■ PROBLEM REQUIREMENTS
Check every line below for the word "hostile" and copy the ones that have it.

■ TASK INPUT
+++

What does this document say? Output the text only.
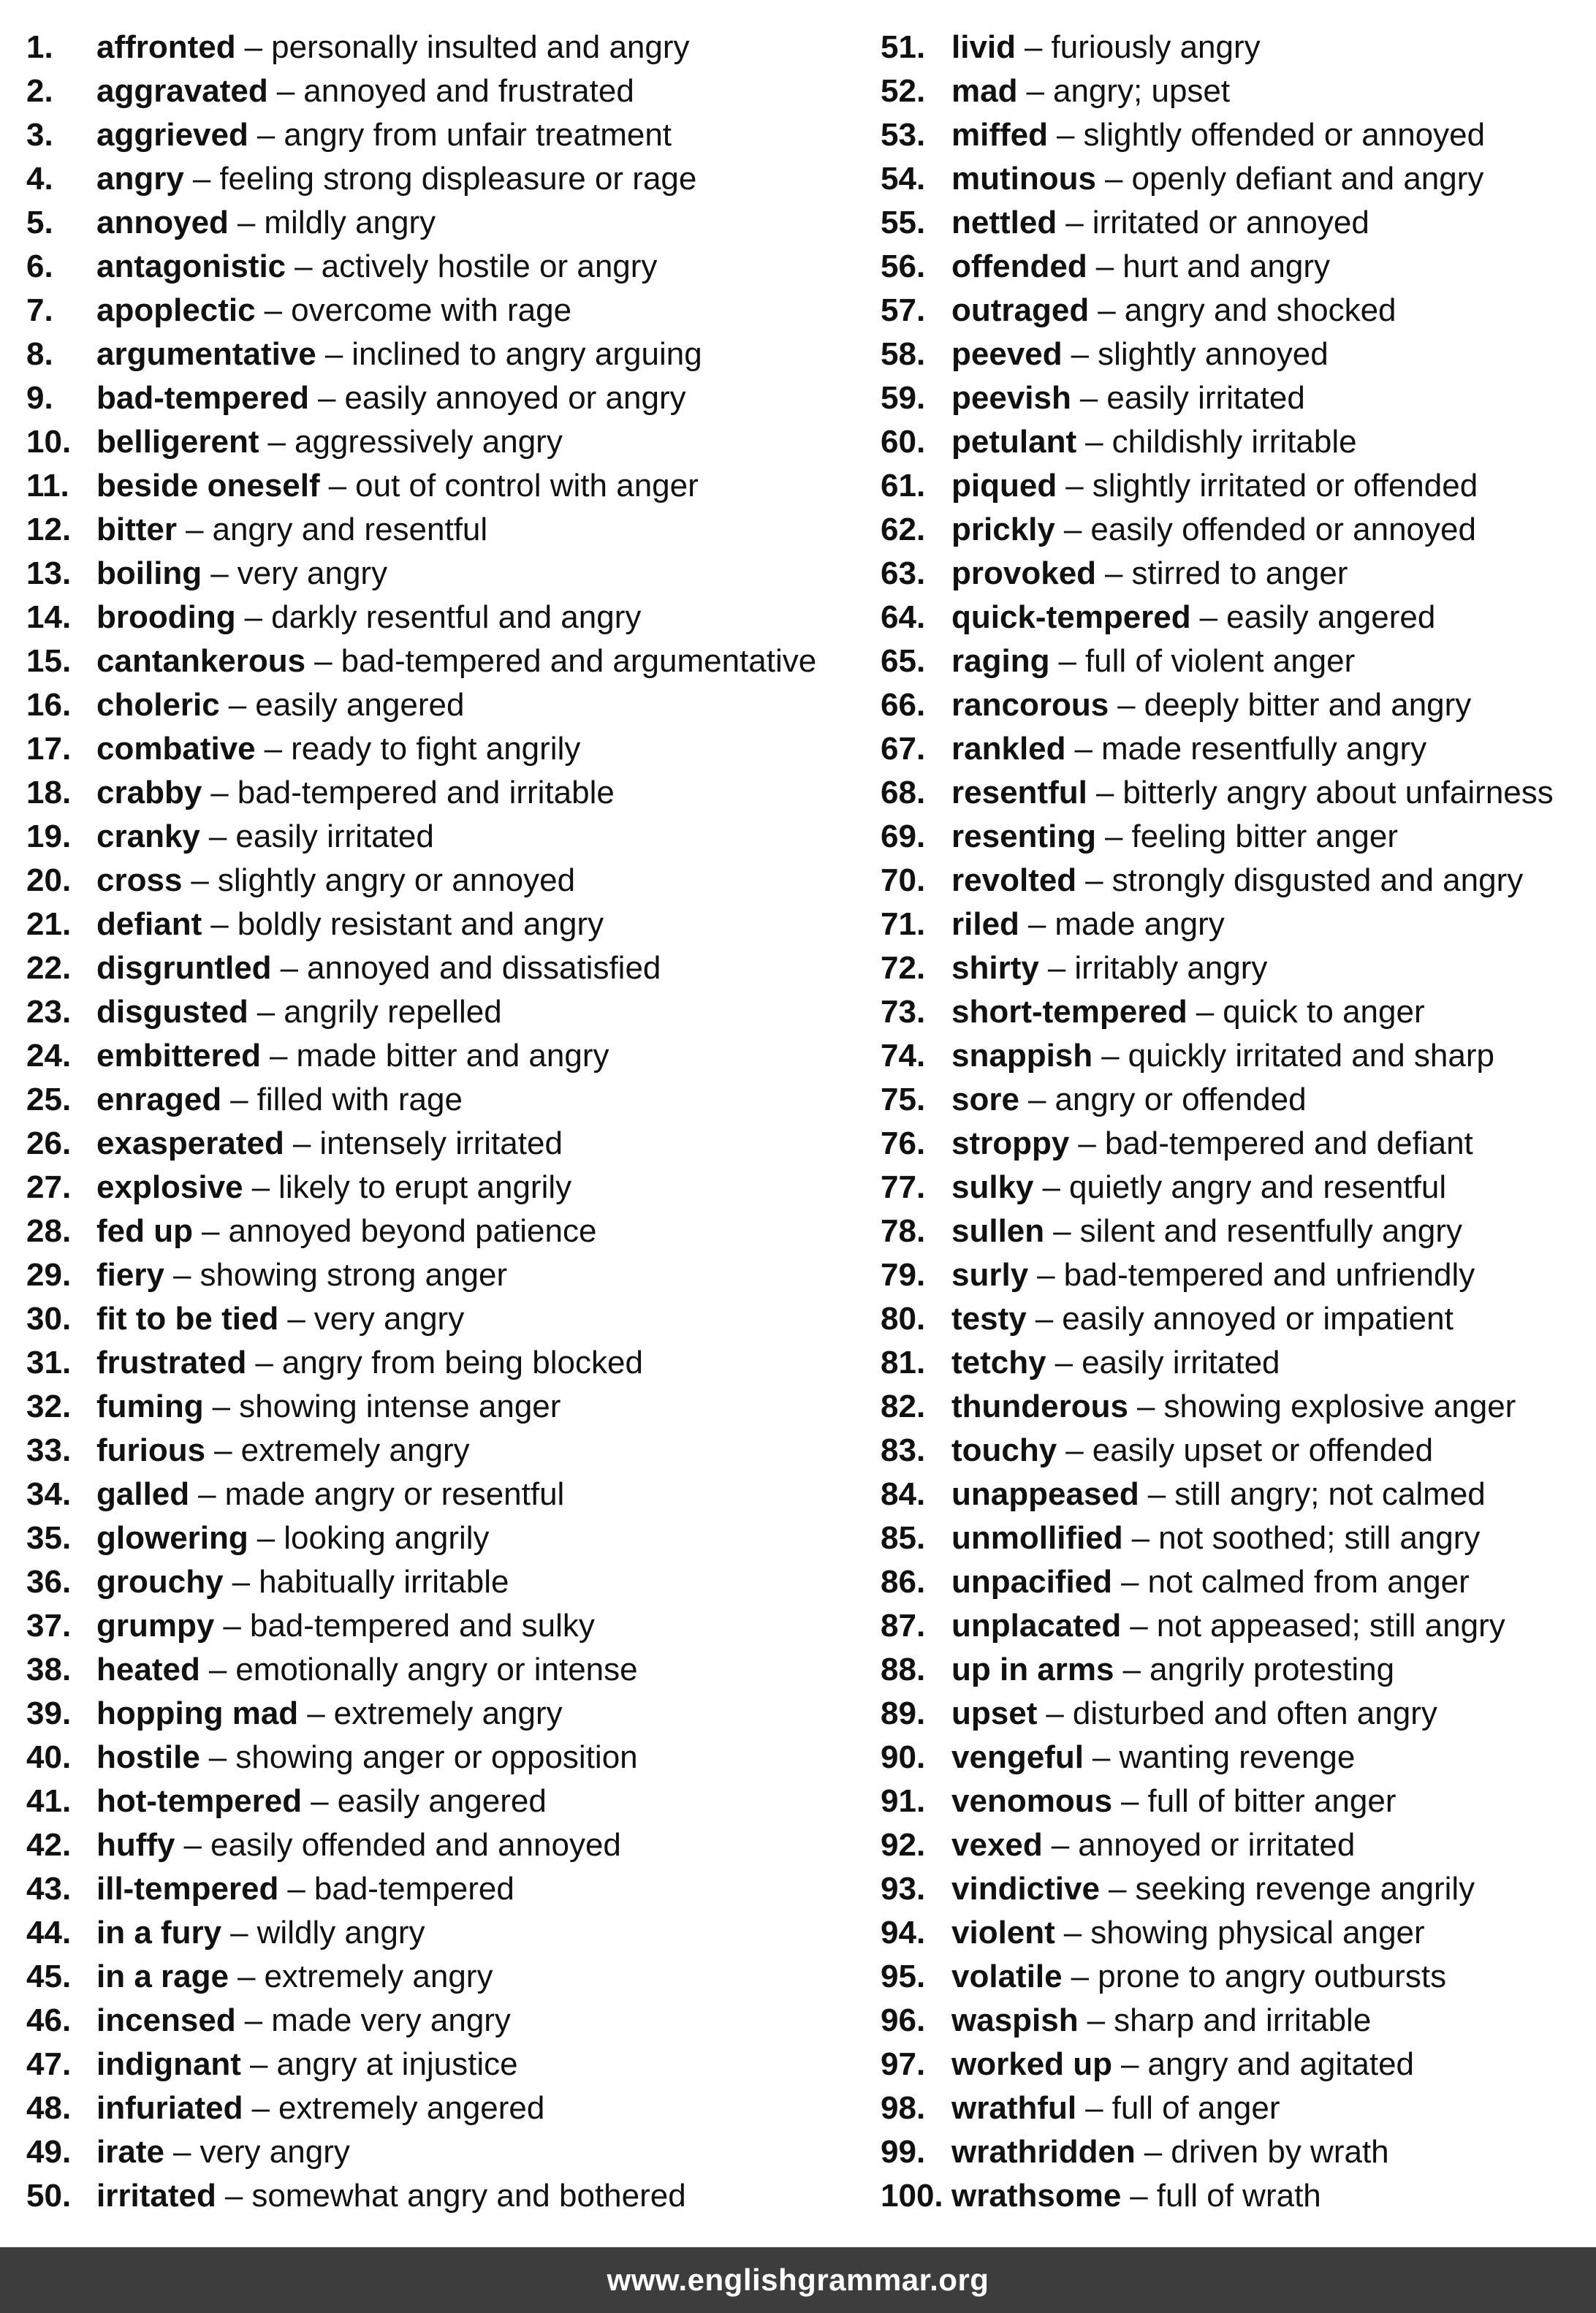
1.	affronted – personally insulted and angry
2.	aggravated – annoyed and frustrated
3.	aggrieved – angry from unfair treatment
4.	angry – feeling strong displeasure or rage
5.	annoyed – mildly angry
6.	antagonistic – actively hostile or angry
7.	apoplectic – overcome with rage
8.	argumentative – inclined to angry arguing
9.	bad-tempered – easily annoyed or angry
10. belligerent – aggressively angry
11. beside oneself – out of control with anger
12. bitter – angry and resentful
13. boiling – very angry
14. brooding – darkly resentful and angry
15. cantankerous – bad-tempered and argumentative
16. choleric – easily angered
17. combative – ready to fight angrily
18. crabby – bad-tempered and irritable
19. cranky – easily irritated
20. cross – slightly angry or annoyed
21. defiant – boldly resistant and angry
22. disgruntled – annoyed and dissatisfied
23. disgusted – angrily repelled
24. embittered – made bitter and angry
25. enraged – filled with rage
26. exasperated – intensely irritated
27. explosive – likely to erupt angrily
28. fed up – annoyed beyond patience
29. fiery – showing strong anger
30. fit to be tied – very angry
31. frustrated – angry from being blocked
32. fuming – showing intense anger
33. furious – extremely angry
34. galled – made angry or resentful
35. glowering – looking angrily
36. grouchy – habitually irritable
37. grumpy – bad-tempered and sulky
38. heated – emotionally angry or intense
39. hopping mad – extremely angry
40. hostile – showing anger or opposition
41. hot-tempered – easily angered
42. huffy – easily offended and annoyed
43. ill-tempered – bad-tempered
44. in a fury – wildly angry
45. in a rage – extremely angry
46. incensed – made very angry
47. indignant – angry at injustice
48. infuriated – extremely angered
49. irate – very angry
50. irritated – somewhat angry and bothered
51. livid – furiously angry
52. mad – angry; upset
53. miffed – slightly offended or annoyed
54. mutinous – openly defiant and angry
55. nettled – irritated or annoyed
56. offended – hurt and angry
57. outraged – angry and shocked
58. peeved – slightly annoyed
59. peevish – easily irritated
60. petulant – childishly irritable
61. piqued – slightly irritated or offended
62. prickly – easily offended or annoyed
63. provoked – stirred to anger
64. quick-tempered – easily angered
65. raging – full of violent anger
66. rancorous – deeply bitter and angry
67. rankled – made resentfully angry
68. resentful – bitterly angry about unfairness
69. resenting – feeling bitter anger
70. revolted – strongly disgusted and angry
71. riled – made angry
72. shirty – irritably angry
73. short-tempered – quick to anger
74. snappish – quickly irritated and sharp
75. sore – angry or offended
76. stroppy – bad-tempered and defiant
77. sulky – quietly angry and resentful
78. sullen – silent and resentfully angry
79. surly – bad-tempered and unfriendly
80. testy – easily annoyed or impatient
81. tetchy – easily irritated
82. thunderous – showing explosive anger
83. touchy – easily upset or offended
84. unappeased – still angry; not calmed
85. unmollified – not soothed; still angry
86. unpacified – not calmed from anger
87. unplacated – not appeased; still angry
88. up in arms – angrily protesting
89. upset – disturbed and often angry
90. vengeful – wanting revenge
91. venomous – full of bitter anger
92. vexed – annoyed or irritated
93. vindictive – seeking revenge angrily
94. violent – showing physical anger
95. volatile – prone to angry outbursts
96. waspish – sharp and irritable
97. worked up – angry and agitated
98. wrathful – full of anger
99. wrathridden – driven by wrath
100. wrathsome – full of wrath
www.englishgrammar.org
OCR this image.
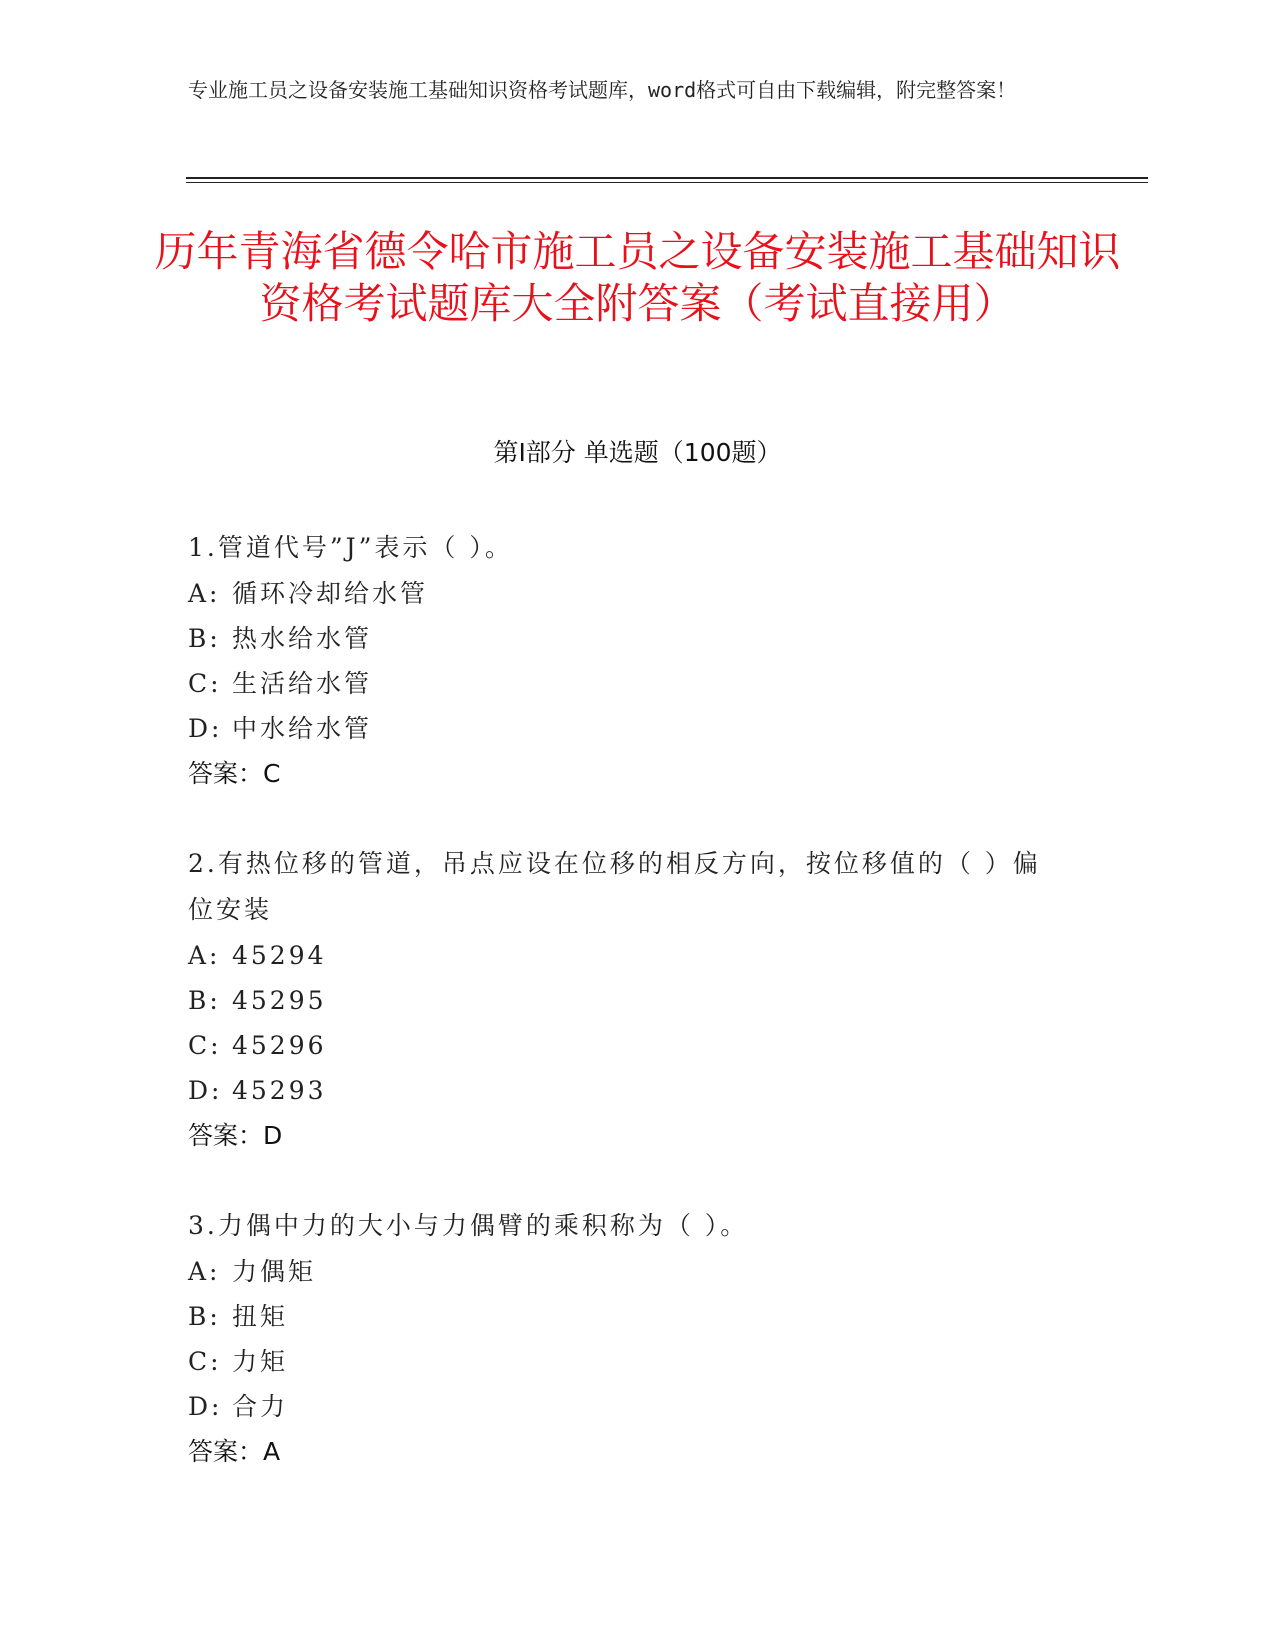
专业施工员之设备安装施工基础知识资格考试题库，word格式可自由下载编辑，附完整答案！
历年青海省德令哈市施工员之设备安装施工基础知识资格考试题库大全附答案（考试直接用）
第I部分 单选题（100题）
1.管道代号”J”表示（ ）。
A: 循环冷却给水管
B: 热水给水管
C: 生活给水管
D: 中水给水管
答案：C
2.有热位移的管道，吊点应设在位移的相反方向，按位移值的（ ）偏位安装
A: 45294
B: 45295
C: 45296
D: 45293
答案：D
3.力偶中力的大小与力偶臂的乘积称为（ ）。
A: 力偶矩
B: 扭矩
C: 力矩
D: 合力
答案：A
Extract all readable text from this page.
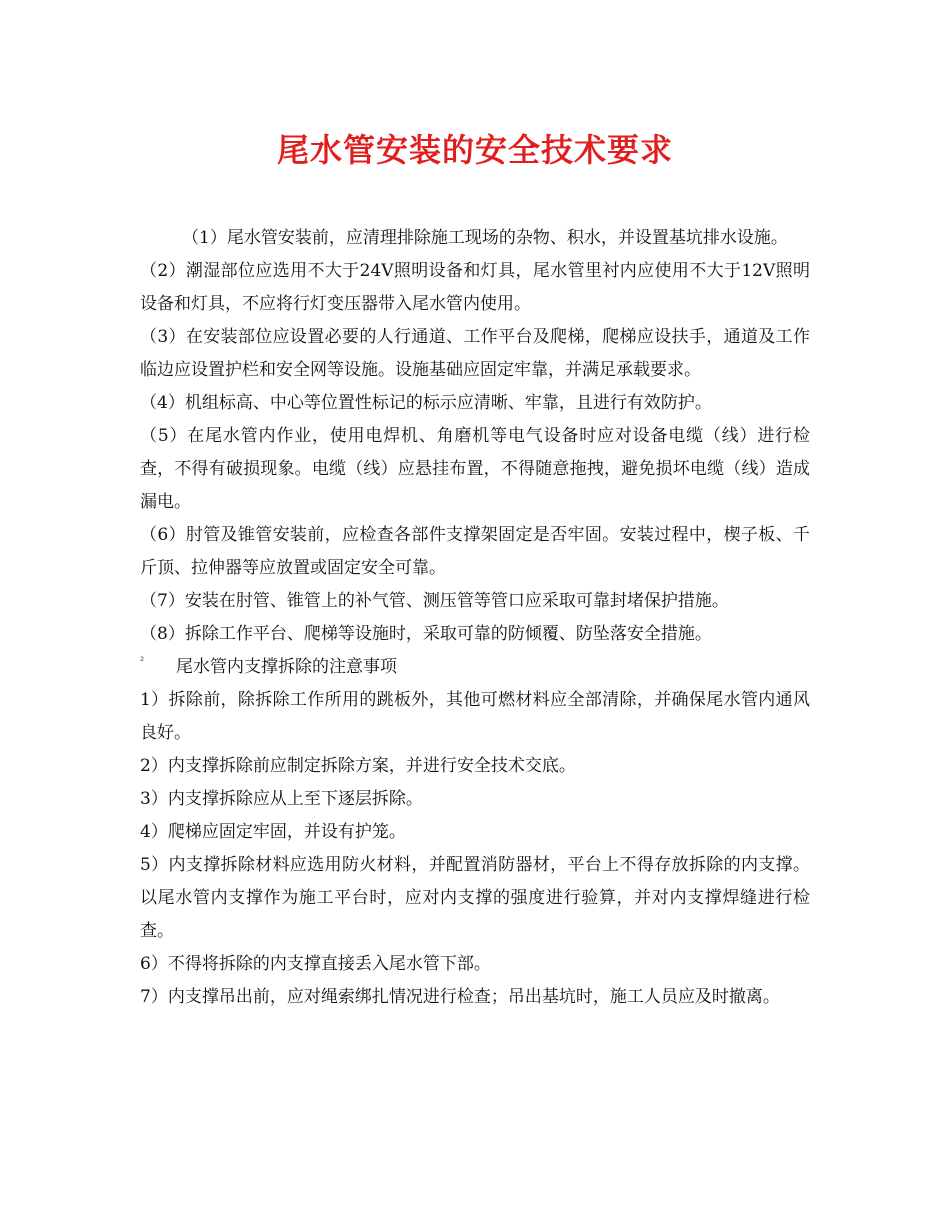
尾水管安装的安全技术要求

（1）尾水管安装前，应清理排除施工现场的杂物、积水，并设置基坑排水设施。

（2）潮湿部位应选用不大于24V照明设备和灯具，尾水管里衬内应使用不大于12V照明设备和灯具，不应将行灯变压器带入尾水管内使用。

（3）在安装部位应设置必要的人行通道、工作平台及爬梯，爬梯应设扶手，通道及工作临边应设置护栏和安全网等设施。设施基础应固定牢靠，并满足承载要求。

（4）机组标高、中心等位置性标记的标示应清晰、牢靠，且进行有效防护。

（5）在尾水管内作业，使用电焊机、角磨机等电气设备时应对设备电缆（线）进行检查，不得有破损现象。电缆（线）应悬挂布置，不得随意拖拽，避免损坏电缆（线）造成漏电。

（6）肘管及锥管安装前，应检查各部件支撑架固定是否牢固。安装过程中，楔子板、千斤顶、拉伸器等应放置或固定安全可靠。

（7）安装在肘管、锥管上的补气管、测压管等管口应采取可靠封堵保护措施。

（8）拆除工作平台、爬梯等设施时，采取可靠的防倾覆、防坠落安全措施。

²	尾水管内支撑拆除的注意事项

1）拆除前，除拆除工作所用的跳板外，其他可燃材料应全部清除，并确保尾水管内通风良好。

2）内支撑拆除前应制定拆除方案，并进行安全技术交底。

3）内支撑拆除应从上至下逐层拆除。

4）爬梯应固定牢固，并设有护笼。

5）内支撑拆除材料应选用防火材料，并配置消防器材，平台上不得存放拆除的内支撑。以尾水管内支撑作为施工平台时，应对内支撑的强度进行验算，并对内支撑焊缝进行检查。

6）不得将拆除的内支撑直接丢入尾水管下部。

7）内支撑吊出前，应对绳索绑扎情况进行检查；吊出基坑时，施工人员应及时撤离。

+++

■ CORRECT RESULT
6.	antagonistic – actively hostile or angry
40. hostile – showing anger or opposition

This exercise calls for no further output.